▶ _Short exercise_
Go through the material and pull out every line with the string "эталонные" in it.

*** Extracted records

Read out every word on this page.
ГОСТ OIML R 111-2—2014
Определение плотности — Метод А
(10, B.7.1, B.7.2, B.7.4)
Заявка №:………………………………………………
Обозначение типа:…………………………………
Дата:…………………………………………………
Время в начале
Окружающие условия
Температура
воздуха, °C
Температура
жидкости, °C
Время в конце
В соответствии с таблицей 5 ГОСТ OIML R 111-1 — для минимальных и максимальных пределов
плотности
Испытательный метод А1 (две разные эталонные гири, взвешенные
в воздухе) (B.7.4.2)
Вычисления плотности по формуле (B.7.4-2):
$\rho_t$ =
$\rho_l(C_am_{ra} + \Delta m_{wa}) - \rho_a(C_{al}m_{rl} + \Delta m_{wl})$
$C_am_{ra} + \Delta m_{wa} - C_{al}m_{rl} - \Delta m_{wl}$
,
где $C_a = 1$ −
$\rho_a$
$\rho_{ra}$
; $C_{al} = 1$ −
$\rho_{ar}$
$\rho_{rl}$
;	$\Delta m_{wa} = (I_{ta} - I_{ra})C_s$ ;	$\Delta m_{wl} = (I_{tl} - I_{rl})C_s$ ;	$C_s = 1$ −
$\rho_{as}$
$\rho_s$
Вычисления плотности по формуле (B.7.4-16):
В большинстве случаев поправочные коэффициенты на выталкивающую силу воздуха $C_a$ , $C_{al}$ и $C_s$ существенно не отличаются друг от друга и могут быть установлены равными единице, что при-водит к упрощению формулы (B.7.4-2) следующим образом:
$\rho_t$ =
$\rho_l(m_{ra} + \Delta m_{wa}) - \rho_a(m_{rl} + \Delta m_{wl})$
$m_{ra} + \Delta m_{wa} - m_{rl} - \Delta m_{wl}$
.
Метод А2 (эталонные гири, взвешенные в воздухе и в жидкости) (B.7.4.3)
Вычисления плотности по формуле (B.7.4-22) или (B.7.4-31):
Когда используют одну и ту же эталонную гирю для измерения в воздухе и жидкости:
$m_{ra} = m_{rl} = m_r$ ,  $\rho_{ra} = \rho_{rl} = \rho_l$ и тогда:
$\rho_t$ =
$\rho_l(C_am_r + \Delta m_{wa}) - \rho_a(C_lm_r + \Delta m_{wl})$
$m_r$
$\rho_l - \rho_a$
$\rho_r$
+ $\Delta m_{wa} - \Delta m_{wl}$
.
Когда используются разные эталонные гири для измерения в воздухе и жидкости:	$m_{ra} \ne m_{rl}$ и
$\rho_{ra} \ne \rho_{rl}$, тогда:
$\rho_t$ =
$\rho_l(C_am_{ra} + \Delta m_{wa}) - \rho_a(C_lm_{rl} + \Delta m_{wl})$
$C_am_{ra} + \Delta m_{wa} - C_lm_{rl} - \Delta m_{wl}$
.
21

******

▶ _Complete response_
Испытательный метод А1 (две разные эталонные гири, взвешенные
Метод А2 (эталонные гири, взвешенные в воздухе и в жидкости) (B.7.4.3)
Когда используются разные эталонные гири для измерения в воздухе и жидкости:	$m_{ra} \ne m_{rl}$ и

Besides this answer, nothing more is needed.